* _Task to carry out_: Pick out and copy every line below that has the word "提出了光储联合系统参与能量".

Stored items

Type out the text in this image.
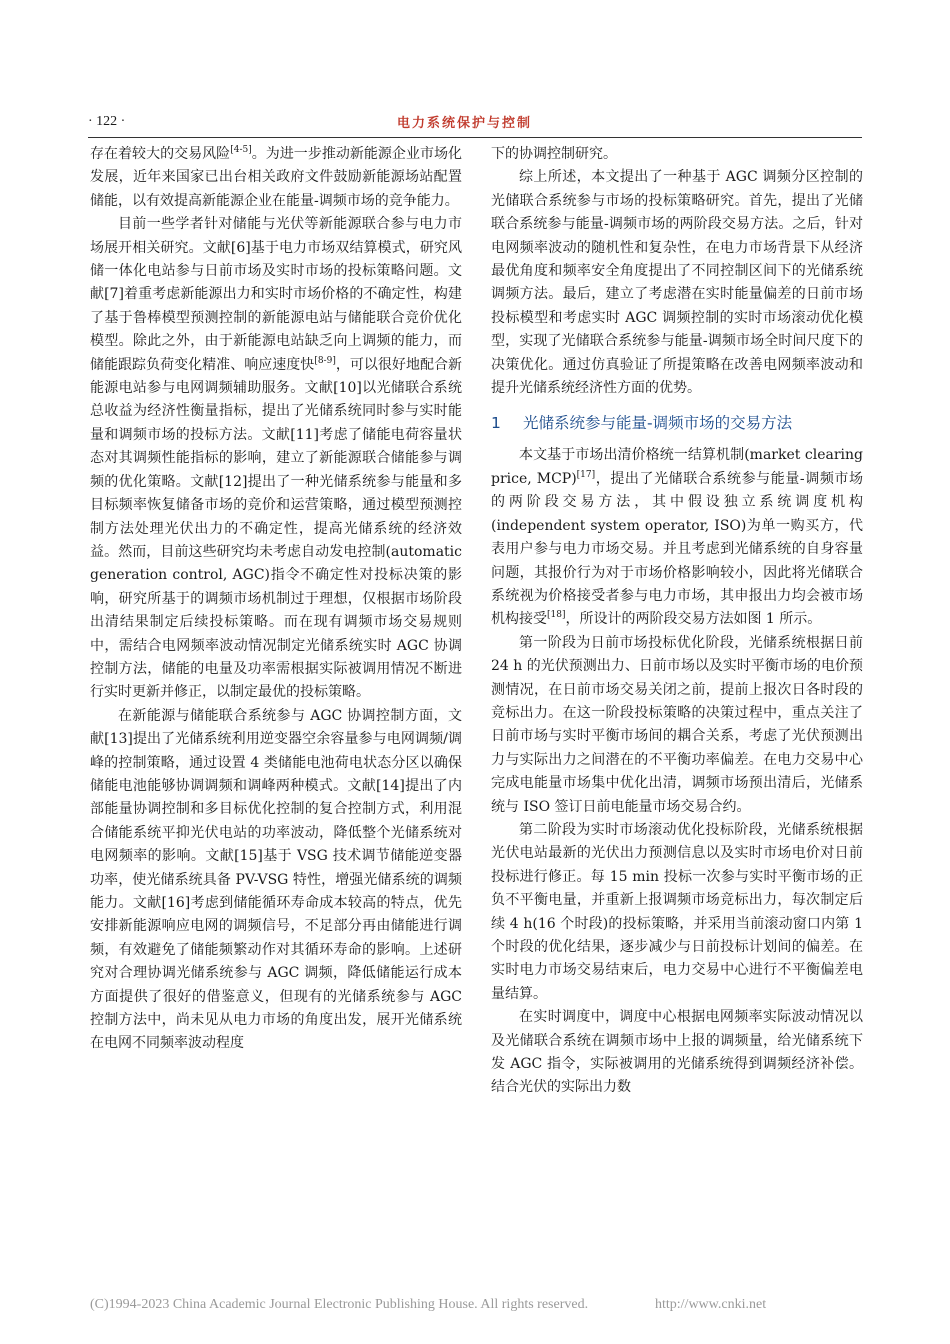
· 122 ·	电力系统保护与控制

存在着较大的交易风险[4-5]。为进一步推动新能源企业市场化发展，近年来国家已出台相关政府文件鼓励新能源场站配置储能，以有效提高新能源企业在能量-调频市场的竞争能力。

目前一些学者针对储能与光伏等新能源联合参与电力市场展开相关研究。文献[6]基于电力市场双结算模式，研究风储一体化电站参与日前市场及实时市场的投标策略问题。文献[7]着重考虑新能源出力和实时市场价格的不确定性，构建了基于鲁棒模型预测控制的新能源电站与储能联合竞价优化模型。除此之外，由于新能源电站缺乏向上调频的能力，而储能跟踪负荷变化精准、响应速度快[8-9]，可以很好地配合新能源电站参与电网调频辅助服务。文献[10]以光储联合系统总收益为经济性衡量指标，提出了光储系统同时参与实时能量和调频市场的投标方法。文献[11]考虑了储能电荷容量状态对其调频性能指标的影响，建立了新能源联合储能参与调频的优化策略。文献[12]提出了一种光储系统参与能量和多目标频率恢复储备市场的竞价和运营策略，通过模型预测控制方法处理光伏出力的不确定性，提高光储系统的经济效益。然而，目前这些研究均未考虑自动发电控制(automatic generation control, AGC)指令不确定性对投标决策的影响，研究所基于的调频市场机制过于理想，仅根据市场阶段出清结果制定后续投标策略。而在现有调频市场交易规则中，需结合电网频率波动情况制定光储系统实时 AGC 协调控制方法，储能的电量及功率需根据实际被调用情况不断进行实时更新并修正，以制定最优的投标策略。

在新能源与储能联合系统参与 AGC 协调控制方面，文献[13]提出了光储系统利用逆变器空余容量参与电网调频/调峰的控制策略，通过设置 4 类储能电池荷电状态分区以确保储能电池能够协调调频和调峰两种模式。文献[14]提出了内部能量协调控制和多目标优化控制的复合控制方式，利用混合储能系统平抑光伏电站的功率波动，降低整个光储系统对电网频率的影响。文献[15]基于 VSG 技术调节储能逆变器功率，使光储系统具备 PV-VSG 特性，增强光储系统的调频能力。文献[16]考虑到储能循环寿命成本较高的特点，优先安排新能源响应电网的调频信号，不足部分再由储能进行调频，有效避免了储能频繁动作对其循环寿命的影响。上述研究对合理协调光储系统参与 AGC 调频，降低储能运行成本方面提供了很好的借鉴意义，但现有的光储系统参与 AGC 控制方法中，尚未见从电力市场的角度出发，展开光储系统在电网不同频率波动程度

下的协调控制研究。

综上所述，本文提出了一种基于 AGC 调频分区控制的光储联合系统参与市场的投标策略研究。首先，提出了光储联合系统参与能量-调频市场的两阶段交易方法。之后，针对电网频率波动的随机性和复杂性，在电力市场背景下从经济最优角度和频率安全角度提出了不同控制区间下的光储系统调频方法。最后，建立了考虑潜在实时能量偏差的日前市场投标模型和考虑实时 AGC 调频控制的实时市场滚动优化模型，实现了光储联合系统参与能量-调频市场全时间尺度下的决策优化。通过仿真验证了所提策略在改善电网频率波动和提升光储系统经济性方面的优势。

1 光储系统参与能量-调频市场的交易方法

本文基于市场出清价格统一结算机制(market clearing price, MCP)[17]，提出了光储联合系统参与能量-调频市场的两阶段交易方法，其中假设独立系统调度机构(independent system operator, ISO)为单一购买方，代表用户参与电力市场交易。并且考虑到光储系统的自身容量问题，其报价行为对于市场价格影响较小，因此将光储联合系统视为价格接受者参与电力市场，其申报出力均会被市场机构接受[18]，所设计的两阶段交易方法如图 1 所示。

第一阶段为日前市场投标优化阶段，光储系统根据日前 24 h 的光伏预测出力、日前市场以及实时平衡市场的电价预测情况，在日前市场交易关闭之前，提前上报次日各时段的竞标出力。在这一阶段投标策略的决策过程中，重点关注了日前市场与实时平衡市场间的耦合关系，考虑了光伏预测出力与实际出力之间潜在的不平衡功率偏差。在电力交易中心完成电能量市场集中优化出清，调频市场预出清后，光储系统与 ISO 签订日前电能量市场交易合约。

第二阶段为实时市场滚动优化投标阶段，光储系统根据光伏电站最新的光伏出力预测信息以及实时市场电价对日前投标进行修正。每 15 min 投标一次参与实时平衡市场的正负不平衡电量，并重新上报调频市场竞标出力，每次制定后续 4 h(16 个时段)的投标策略，并采用当前滚动窗口内第 1 个时段的优化结果，逐步减少与日前投标计划间的偏差。在实时电力市场交易结束后，电力交易中心进行不平衡偏差电量结算。

在实时调度中，调度中心根据电网频率实际波动情况以及光储联合系统在调频市场中上报的调频量，给光储系统下发 AGC 指令，实际被调用的光储系统得到调频经济补偿。结合光伏的实际出力数

(C)1994-2023 China Academic Journal Electronic Publishing House. All rights reserved.	http://www.cnki.net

* _Output for this task_:
综上所述，本文提出了一种基于 AGC 调频分区控制的光储联合系统参与市场的投标策略研究。首先，提出了光储联合系统参与能量-调频市场的两阶段交易方法。之后，针对电网频率波动的随机性和复杂性，在电力市场背景下从经济最优角度和频率安全角度提出了不同控制区间下的光储系统调频方法。最后，建立了考虑潜在实时能量偏差的日前市场投标模型和考虑实时 AGC 调频控制的实时市场滚动优化模型，实现了光储联合系统参与能量-调频市场全时间尺度下的决策优化。通过仿真验证了所提策略在改善电网频率波动和提升光储系统经济性方面的优势。
本文基于市场出清价格统一结算机制(market clearing price, MCP)[17]，提出了光储联合系统参与能量-调频市场的两阶段交易方法，其中假设独立系统调度机构(independent system operator, ISO)为单一购买方，代表用户参与电力市场交易。并且考虑到光储系统的自身容量问题，其报价行为对于市场价格影响较小，因此将光储联合系统视为价格接受者参与电力市场，其申报出力均会被市场机构接受[18]，所设计的两阶段交易方法如图 1 所示。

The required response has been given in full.